(Dataset rows)
+-------+
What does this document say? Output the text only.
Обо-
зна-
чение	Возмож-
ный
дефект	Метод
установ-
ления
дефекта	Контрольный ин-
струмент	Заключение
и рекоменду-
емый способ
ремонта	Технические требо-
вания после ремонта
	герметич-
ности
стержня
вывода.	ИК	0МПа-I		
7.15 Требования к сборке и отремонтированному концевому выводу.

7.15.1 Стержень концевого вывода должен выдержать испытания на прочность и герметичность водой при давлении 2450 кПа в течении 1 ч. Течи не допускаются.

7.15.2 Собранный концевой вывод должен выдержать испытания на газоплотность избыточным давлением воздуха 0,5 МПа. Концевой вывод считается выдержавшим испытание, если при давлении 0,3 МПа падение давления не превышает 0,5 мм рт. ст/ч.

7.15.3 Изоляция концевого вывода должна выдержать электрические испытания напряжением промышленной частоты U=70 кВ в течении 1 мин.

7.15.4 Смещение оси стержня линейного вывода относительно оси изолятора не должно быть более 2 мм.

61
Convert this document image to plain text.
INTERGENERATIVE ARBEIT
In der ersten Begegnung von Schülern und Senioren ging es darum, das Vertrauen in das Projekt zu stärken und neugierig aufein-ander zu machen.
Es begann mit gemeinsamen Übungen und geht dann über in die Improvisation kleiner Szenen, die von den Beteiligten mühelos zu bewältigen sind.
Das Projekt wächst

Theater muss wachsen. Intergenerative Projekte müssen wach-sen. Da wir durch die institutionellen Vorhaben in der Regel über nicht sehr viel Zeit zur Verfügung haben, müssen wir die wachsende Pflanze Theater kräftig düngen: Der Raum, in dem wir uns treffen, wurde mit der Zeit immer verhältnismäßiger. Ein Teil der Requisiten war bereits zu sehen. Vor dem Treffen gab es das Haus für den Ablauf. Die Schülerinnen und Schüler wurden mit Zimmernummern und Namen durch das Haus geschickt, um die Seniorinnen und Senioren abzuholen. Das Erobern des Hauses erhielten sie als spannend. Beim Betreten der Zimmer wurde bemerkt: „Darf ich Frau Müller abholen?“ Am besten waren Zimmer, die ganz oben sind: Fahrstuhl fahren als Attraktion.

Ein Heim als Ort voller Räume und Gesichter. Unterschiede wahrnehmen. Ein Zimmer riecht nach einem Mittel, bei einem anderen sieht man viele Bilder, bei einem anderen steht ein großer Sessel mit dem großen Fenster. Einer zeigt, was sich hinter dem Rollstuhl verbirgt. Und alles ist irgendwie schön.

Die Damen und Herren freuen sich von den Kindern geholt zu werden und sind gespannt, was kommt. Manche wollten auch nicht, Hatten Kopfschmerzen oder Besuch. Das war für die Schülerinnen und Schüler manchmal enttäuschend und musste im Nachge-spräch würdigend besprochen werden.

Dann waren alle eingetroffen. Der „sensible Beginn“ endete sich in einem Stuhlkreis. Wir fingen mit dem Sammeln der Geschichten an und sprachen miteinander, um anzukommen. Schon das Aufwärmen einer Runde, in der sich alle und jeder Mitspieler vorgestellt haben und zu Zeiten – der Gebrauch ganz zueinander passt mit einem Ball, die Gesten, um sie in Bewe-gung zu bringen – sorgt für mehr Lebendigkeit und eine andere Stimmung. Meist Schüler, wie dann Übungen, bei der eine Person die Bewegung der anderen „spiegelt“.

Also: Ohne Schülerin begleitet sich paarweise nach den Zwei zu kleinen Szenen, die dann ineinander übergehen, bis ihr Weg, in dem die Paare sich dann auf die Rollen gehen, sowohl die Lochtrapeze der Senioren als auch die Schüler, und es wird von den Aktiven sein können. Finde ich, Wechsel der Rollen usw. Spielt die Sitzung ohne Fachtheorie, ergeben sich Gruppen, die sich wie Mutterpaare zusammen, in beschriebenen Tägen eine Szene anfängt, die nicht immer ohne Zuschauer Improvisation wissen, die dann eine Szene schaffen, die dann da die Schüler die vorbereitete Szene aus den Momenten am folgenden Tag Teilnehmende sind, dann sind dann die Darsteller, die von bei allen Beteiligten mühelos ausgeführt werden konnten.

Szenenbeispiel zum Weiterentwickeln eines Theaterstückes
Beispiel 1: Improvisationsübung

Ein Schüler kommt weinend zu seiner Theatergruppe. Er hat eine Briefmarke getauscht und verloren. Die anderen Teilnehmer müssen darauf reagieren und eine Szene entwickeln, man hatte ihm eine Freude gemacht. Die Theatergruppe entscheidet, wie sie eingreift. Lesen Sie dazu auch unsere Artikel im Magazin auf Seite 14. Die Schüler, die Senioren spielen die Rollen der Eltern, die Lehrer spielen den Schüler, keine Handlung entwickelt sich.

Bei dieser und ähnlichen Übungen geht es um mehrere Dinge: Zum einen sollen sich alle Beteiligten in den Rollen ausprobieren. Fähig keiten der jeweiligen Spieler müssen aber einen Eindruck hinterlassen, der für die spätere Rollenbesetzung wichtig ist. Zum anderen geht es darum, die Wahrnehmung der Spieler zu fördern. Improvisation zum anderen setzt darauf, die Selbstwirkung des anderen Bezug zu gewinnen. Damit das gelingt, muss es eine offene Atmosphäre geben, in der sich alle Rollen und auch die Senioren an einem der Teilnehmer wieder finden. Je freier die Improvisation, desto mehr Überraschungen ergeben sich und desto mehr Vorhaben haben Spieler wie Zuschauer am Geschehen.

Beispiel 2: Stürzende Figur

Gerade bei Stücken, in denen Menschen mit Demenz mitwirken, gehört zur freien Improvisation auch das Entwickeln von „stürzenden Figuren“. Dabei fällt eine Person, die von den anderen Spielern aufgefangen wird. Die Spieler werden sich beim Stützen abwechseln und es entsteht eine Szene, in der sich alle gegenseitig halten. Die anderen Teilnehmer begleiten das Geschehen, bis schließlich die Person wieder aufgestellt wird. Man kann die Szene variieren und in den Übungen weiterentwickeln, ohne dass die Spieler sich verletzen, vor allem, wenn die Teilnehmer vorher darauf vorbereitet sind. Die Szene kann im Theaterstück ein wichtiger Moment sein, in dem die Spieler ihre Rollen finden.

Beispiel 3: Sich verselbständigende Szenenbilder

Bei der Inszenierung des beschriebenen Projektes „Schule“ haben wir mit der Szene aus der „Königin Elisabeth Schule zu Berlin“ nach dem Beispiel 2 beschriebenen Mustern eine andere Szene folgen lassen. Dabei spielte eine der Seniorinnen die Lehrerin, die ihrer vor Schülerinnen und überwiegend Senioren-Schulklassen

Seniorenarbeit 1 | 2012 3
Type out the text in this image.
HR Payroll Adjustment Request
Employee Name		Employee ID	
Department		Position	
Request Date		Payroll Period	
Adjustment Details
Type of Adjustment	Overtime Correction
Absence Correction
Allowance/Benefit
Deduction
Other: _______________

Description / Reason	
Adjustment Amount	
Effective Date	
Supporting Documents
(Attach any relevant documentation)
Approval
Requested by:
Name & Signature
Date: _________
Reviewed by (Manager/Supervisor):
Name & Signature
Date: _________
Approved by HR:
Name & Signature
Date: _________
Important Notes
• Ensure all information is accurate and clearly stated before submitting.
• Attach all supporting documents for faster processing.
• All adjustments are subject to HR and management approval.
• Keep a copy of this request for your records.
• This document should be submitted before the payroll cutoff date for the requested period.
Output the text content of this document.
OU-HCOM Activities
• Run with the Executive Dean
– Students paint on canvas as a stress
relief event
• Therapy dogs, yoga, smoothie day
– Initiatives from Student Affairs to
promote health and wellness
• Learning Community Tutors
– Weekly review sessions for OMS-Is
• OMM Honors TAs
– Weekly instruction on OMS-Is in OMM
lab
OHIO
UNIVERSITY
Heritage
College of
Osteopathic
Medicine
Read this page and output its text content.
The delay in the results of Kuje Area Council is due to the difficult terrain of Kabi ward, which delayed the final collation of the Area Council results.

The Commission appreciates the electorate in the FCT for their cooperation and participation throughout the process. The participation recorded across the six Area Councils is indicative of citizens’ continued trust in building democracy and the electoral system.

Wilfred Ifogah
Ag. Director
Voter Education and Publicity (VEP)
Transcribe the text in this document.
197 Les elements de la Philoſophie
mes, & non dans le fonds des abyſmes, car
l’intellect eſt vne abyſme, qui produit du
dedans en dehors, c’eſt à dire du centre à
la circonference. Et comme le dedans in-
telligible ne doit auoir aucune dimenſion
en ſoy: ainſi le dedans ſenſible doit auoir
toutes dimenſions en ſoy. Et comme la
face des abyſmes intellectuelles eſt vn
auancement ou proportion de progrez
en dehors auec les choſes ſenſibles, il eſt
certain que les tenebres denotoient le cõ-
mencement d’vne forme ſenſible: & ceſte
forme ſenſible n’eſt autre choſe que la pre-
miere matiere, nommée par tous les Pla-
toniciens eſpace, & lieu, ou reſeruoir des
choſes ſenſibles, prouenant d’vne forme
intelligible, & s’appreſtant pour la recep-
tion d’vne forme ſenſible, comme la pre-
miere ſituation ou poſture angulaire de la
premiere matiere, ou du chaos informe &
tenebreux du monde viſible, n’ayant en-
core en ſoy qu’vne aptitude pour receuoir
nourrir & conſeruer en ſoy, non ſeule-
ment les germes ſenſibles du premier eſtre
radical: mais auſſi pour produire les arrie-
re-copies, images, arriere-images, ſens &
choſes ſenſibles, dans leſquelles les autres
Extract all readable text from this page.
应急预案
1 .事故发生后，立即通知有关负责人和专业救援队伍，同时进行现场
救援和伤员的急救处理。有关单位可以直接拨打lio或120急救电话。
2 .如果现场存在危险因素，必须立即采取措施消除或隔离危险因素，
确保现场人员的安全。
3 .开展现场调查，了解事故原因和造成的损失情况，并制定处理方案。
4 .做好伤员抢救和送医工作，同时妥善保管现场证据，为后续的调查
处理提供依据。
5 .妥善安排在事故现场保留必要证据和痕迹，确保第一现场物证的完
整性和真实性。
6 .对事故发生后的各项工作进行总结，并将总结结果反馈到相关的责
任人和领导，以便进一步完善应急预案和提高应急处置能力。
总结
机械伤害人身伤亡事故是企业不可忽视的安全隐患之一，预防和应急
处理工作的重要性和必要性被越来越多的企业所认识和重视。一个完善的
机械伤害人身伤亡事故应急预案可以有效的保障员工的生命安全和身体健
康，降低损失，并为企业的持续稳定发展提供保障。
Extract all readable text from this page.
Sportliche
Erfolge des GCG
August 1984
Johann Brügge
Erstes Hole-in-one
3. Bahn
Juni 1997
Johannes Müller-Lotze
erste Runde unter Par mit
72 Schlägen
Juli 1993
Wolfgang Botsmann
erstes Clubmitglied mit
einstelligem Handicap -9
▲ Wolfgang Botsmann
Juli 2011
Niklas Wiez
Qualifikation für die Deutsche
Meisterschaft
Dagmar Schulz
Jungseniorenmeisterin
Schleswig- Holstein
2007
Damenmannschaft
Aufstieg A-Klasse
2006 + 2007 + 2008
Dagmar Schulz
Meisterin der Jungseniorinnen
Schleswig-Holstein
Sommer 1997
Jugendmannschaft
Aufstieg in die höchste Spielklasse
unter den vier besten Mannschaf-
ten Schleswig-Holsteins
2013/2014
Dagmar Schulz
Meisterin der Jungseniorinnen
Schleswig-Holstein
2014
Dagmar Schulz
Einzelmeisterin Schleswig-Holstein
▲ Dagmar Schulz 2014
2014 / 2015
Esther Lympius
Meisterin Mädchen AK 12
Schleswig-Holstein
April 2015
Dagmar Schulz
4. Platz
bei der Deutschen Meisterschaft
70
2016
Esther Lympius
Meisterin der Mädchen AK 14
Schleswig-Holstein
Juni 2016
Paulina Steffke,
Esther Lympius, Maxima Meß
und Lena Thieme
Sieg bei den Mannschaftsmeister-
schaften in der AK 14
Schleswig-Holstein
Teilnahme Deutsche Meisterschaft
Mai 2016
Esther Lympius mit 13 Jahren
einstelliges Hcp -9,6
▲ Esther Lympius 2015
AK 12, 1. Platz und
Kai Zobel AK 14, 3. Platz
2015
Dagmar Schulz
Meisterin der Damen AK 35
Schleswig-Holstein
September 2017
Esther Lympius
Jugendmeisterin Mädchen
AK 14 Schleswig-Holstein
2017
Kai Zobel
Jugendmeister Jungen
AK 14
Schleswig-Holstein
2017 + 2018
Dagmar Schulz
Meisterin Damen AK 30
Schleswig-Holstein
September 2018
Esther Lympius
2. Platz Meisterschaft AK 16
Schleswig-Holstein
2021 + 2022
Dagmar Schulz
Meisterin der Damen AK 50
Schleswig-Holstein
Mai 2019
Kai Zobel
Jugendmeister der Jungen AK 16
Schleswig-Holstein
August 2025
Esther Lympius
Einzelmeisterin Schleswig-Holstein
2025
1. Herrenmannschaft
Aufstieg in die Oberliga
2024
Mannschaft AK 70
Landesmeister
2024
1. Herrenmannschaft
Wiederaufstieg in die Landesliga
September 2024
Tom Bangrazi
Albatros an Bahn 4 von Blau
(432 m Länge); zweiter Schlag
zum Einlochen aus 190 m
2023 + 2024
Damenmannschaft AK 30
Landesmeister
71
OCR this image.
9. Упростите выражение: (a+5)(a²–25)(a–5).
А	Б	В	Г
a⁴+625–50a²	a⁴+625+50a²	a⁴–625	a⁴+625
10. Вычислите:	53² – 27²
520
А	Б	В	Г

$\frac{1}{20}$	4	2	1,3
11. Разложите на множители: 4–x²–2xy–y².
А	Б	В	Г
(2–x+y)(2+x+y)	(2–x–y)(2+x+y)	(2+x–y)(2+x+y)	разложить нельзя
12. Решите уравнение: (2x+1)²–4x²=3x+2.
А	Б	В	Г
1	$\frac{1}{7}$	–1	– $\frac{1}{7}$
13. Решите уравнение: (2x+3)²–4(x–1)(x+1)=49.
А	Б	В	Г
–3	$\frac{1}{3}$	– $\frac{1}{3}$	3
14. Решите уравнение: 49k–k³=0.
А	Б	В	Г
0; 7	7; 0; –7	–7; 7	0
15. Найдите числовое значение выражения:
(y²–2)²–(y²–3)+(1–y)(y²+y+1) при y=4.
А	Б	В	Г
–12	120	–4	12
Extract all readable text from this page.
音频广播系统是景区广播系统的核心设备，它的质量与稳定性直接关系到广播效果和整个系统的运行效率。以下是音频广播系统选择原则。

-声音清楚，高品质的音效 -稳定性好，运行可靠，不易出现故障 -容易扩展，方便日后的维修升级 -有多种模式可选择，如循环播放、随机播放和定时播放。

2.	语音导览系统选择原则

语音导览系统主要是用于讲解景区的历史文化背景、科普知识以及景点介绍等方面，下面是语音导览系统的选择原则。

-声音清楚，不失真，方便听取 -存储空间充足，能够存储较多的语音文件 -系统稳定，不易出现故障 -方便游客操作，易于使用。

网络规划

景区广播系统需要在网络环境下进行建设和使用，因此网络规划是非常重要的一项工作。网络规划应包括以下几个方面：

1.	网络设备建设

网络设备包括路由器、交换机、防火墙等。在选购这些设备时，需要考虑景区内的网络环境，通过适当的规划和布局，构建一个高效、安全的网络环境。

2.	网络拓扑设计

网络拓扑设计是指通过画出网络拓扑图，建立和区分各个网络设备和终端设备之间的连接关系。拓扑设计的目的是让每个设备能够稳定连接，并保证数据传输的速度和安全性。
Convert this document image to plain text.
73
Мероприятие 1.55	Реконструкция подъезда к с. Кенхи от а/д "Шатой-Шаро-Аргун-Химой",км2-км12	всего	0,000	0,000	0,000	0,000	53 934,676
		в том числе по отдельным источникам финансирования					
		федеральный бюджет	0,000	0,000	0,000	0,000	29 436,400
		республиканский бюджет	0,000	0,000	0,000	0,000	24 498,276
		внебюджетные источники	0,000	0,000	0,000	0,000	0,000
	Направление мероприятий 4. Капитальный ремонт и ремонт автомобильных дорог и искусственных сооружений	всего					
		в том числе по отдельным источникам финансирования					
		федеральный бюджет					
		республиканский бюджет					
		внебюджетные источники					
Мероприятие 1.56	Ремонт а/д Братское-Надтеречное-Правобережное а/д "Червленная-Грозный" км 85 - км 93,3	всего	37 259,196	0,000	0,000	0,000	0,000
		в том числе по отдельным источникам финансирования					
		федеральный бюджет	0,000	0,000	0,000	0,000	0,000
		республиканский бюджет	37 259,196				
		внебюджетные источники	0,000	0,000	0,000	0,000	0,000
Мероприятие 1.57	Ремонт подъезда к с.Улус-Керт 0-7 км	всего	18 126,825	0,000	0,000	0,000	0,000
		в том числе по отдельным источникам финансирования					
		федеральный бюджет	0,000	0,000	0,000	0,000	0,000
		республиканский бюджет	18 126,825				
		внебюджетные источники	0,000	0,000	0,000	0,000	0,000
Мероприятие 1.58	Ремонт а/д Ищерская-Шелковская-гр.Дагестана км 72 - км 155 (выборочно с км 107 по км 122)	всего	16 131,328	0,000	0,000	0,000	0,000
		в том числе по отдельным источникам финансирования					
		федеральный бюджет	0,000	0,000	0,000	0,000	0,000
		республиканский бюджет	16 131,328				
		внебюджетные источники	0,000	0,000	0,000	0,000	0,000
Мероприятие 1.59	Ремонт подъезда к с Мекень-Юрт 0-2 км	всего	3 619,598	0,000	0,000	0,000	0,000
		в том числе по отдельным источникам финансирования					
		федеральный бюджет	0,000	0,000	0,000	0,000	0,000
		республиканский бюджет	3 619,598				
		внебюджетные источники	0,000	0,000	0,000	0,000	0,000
+-------+
• **REQUIRED WORK**: Looking at the data above, show all lines where the word "Müller" occurs.

• **PROBLEM SOLUTION**:
Theater muss wachsen. Intergenerative Projekte müssen wach-sen. Da wir durch die institutionellen Vorhaben in der Regel über nicht sehr viel Zeit zur Verfügung haben, müssen wir die wachsende Pflanze Theater kräftig düngen: Der Raum, in dem wir uns treffen, wurde mit der Zeit immer verhältnismäßiger. Ein Teil der Requisiten war bereits zu sehen. Vor dem Treffen gab es das Haus für den Ablauf. Die Schülerinnen und Schüler wurden mit Zimmernummern und Namen durch das Haus geschickt, um die Seniorinnen und Senioren abzuholen. Das Erobern des Hauses erhielten sie als spannend. Beim Betreten der Zimmer wurde bemerkt: „Darf ich Frau Müller abholen?“ Am besten waren Zimmer, die ganz oben sind: Fahrstuhl fahren als Attraktion.
Johannes Müller-Lotze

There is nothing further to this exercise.